[To be done]
Review the material line by line. Identify and copy every line that contains the string "frac".

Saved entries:
= = = = =
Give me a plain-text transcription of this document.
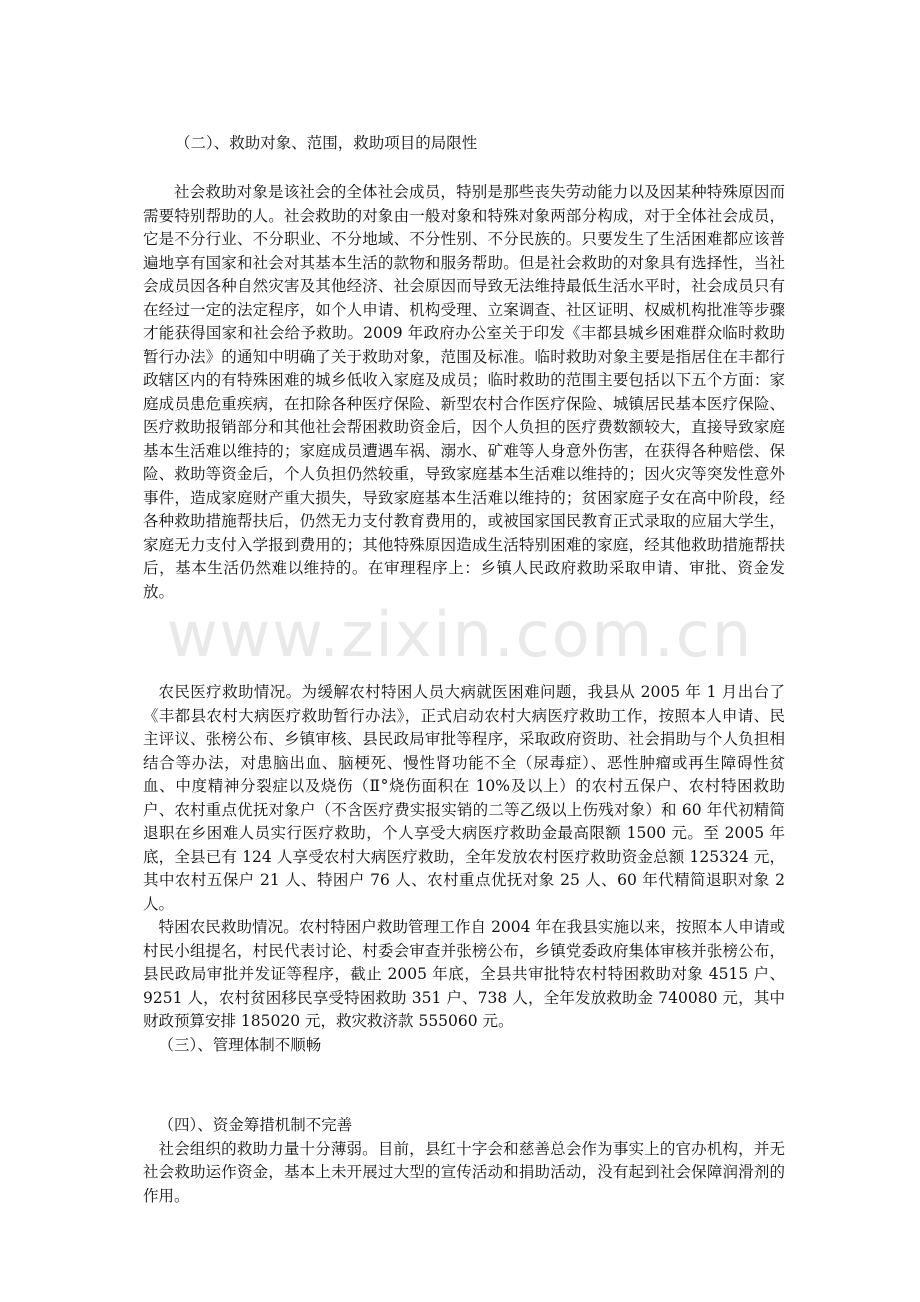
（二）、救助对象、范围，救助项目的局限性

社会救助对象是该社会的全体社会成员，特别是那些丧失劳动能力以及因某种特殊原因而需要特别帮助的人。社会救助的对象由一般对象和特殊对象两部分构成，对于全体社会成员，它是不分行业、不分职业、不分地域、不分性别、不分民族的。只要发生了生活困难都应该普遍地享有国家和社会对其基本生活的款物和服务帮助。但是社会救助的对象具有选择性，当社会成员因各种自然灾害及其他经济、社会原因而导致无法维持最低生活水平时，社会成员只有在经过一定的法定程序，如个人申请、机构受理、立案调查、社区证明、权威机构批准等步骤才能获得国家和社会给予救助。2009 年政府办公室关于印发《丰都县城乡困难群众临时救助暂行办法》的通知中明确了关于救助对象，范围及标准。临时救助对象主要是指居住在丰都行政辖区内的有特殊困难的城乡低收入家庭及成员；临时救助的范围主要包括以下五个方面：家庭成员患危重疾病，在扣除各种医疗保险、新型农村合作医疗保险、城镇居民基本医疗保险、医疗救助报销部分和其他社会帮困救助资金后，因个人负担的医疗费数额较大，直接导致家庭基本生活难以维持的；家庭成员遭遇车祸、溺水、矿难等人身意外伤害，在获得各种赔偿、保险、救助等资金后，个人负担仍然较重，导致家庭基本生活难以维持的；因火灾等突发性意外事件，造成家庭财产重大损失，导致家庭基本生活难以维持的；贫困家庭子女在高中阶段，经各种救助措施帮扶后，仍然无力支付教育费用的，或被国家国民教育正式录取的应届大学生，家庭无力支付入学报到费用的；其他特殊原因造成生活特别困难的家庭，经其他救助措施帮扶后，基本生活仍然难以维持的。在审理程序上：乡镇人民政府救助采取申请、审批、资金发放。

www.zixin.com.cn

农民医疗救助情况。为缓解农村特困人员大病就医困难问题，我县从 2005 年 1 月出台了《丰都县农村大病医疗救助暂行办法》，正式启动农村大病医疗救助工作，按照本人申请、民主评议、张榜公布、乡镇审核、县民政局审批等程序，采取政府资助、社会捐助与个人负担相结合等办法，对患脑出血、脑梗死、慢性肾功能不全（尿毒症）、恶性肿瘤或再生障碍性贫血、中度精神分裂症以及烧伤（Ⅱ°烧伤面积在 10%及以上）的农村五保户、农村特困救助户、农村重点优抚对象户（不含医疗费实报实销的二等乙级以上伤残对象）和 60 年代初精简退职在乡困难人员实行医疗救助，个人享受大病医疗救助金最高限额 1500 元。至 2005 年底，全县已有 124 人享受农村大病医疗救助，全年发放农村医疗救助资金总额 125324 元，其中农村五保户 21 人、特困户 76 人、农村重点优抚对象 25 人、60 年代精简退职对象 2 人。

特困农民救助情况。农村特困户救助管理工作自 2004 年在我县实施以来，按照本人申请或村民小组提名，村民代表讨论、村委会审查并张榜公布，乡镇党委政府集体审核并张榜公布，县民政局审批并发证等程序，截止 2005 年底，全县共审批特农村特困救助对象 4515 户、9251 人，农村贫困移民享受特困救助 351 户、738 人，全年发放救助金 740080 元，其中财政预算安排 185020 元，救灾救济款 555060 元。

（三）、管理体制不顺畅

（四）、资金筹措机制不完善

社会组织的救助力量十分薄弱。目前，县红十字会和慈善总会作为事实上的官办机构，并无社会救助运作资金，基本上未开展过大型的宣传活动和捐助活动，没有起到社会保障润滑剂的作用。
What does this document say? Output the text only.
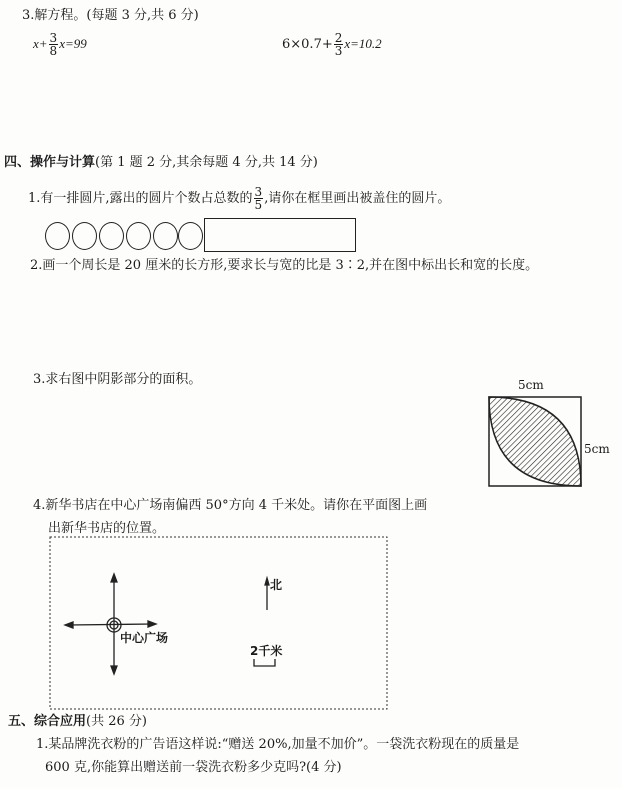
3.解方程。(每题 3 分,共 6 分)
$x+ \frac{3}{8} x=99$	$6\times 0.7+ \frac{2}{3} x=10.2$
四、操作与计算(第 1 题 2 分,其余每题 4 分,共 14 分)
1.有一排圆片,露出的圆片个数占总数的 $\frac{3}{5}$ ,请你在框里画出被盖住的圆片。
2.画一个周长是 20 厘米的长方形,要求长与宽的比是 3∶2,并在图中标出长和宽的长度。
3.求右图中阴影部分的面积。	5cm
5cm
4.新华书店在中心广场南偏西 50°方向 4 千米处。请你在平面图上画
出新华书店的位置。
中心广场
北
2千米
五、综合应用(共 26 分)
1.某品牌洗衣粉的广告语这样说:“赠送 20%,加量不加价”。一袋洗衣粉现在的质量是
600 克,你能算出赠送前一袋洗衣粉多少克吗?(4 分)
= = = = =
[Solution to this problem]
$x+ \frac{3}{8} x=99$	$6\times 0.7+ \frac{2}{3} x=10.2$
1.有一排圆片,露出的圆片个数占总数的 $\frac{3}{5}$ ,请你在框里画出被盖住的圆片。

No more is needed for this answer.